_Instructions to follow_
For each line of the listing that holds "word", show the full line.
□ □ □
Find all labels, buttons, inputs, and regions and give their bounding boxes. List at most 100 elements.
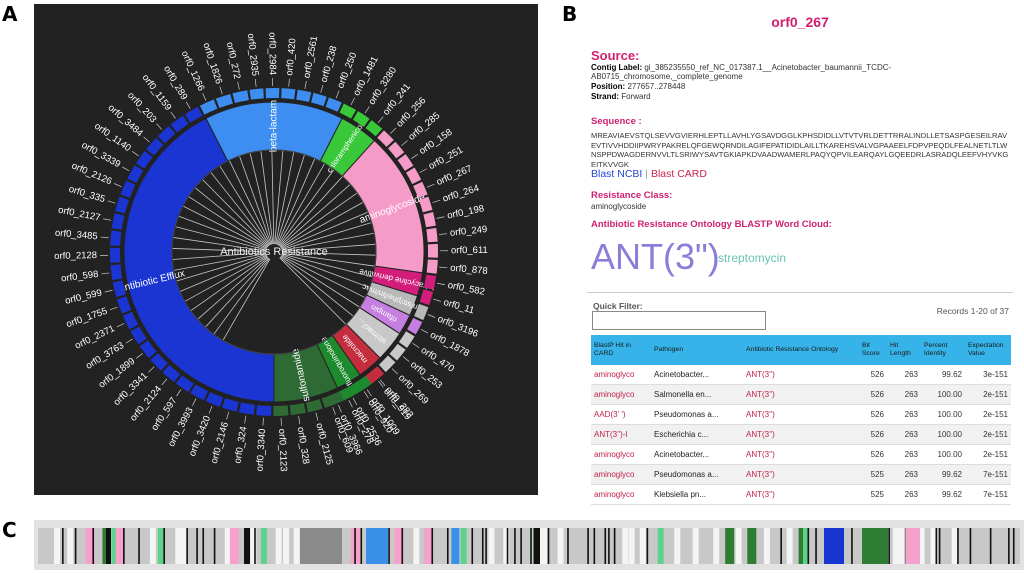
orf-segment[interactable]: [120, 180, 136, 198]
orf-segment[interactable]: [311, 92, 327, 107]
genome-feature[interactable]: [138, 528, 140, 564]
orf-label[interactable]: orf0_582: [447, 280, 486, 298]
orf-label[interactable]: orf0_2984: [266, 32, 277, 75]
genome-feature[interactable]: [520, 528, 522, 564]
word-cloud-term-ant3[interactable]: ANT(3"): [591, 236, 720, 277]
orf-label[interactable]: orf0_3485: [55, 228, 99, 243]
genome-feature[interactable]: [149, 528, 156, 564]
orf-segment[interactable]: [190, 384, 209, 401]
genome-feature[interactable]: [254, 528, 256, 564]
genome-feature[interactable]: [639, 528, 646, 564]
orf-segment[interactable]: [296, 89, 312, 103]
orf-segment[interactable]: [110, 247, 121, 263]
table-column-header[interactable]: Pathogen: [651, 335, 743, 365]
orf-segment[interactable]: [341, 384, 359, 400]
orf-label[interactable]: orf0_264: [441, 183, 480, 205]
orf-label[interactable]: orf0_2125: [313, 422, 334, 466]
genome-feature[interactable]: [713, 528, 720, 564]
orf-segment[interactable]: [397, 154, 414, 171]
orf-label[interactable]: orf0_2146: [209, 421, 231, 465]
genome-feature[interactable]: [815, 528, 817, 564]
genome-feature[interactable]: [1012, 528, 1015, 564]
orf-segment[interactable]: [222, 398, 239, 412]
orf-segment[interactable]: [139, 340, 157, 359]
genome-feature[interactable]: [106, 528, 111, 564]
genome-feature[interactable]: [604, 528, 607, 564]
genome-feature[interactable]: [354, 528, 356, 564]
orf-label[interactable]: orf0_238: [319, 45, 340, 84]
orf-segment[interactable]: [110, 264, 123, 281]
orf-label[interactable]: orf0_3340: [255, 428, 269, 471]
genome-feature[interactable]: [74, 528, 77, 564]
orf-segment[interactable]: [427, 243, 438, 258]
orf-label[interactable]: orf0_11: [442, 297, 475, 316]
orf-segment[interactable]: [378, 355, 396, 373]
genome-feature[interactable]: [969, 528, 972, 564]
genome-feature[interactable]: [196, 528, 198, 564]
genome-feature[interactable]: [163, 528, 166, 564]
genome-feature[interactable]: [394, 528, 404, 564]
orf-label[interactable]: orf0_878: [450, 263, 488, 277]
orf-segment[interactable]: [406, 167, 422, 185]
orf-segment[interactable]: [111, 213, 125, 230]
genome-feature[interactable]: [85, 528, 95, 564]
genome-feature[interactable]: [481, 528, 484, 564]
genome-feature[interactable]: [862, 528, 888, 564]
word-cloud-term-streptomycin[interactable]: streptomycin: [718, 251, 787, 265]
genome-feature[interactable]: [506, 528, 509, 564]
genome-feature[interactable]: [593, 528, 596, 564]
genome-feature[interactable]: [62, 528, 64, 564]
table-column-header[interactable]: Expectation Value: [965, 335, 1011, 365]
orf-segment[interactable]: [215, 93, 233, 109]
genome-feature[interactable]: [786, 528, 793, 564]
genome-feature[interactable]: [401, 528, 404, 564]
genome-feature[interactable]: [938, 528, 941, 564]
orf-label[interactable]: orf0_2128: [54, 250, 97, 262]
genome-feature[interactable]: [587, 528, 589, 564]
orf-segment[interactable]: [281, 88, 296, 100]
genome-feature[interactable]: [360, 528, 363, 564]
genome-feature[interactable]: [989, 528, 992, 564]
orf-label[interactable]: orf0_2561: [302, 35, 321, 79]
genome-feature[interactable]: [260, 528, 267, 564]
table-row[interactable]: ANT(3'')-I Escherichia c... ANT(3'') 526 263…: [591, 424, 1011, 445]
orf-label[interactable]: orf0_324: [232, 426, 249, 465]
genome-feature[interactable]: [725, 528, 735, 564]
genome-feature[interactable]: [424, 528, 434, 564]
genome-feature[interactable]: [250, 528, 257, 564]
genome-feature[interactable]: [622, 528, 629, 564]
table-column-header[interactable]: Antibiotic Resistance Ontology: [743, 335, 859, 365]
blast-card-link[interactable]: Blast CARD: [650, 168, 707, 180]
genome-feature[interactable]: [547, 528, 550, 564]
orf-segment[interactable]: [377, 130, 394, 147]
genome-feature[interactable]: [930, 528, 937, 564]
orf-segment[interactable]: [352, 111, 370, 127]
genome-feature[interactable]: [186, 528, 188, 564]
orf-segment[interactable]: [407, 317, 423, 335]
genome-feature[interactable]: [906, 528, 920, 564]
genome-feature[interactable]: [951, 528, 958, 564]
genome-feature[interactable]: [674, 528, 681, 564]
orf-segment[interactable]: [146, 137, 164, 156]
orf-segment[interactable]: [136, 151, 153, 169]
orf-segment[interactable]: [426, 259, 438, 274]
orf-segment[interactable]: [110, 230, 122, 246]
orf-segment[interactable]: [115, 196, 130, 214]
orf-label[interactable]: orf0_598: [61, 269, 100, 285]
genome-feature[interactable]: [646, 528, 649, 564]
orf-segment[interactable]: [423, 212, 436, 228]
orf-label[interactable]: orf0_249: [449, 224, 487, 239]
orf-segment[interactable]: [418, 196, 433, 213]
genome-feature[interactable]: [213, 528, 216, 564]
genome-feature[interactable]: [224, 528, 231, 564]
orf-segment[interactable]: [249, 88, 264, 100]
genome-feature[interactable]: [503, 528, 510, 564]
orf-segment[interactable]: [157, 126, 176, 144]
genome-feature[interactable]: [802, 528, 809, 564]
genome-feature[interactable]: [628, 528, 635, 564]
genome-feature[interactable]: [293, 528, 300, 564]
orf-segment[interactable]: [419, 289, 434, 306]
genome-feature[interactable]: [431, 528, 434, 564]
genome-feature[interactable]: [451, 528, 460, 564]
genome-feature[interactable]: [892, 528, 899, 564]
□ □ □
_Your solution_
word-cloud-term-ant3[interactable]: ANT(3"): [591, 236, 720, 277]
word-cloud-term-streptomycin[interactable]: streptomycin: [718, 251, 787, 265]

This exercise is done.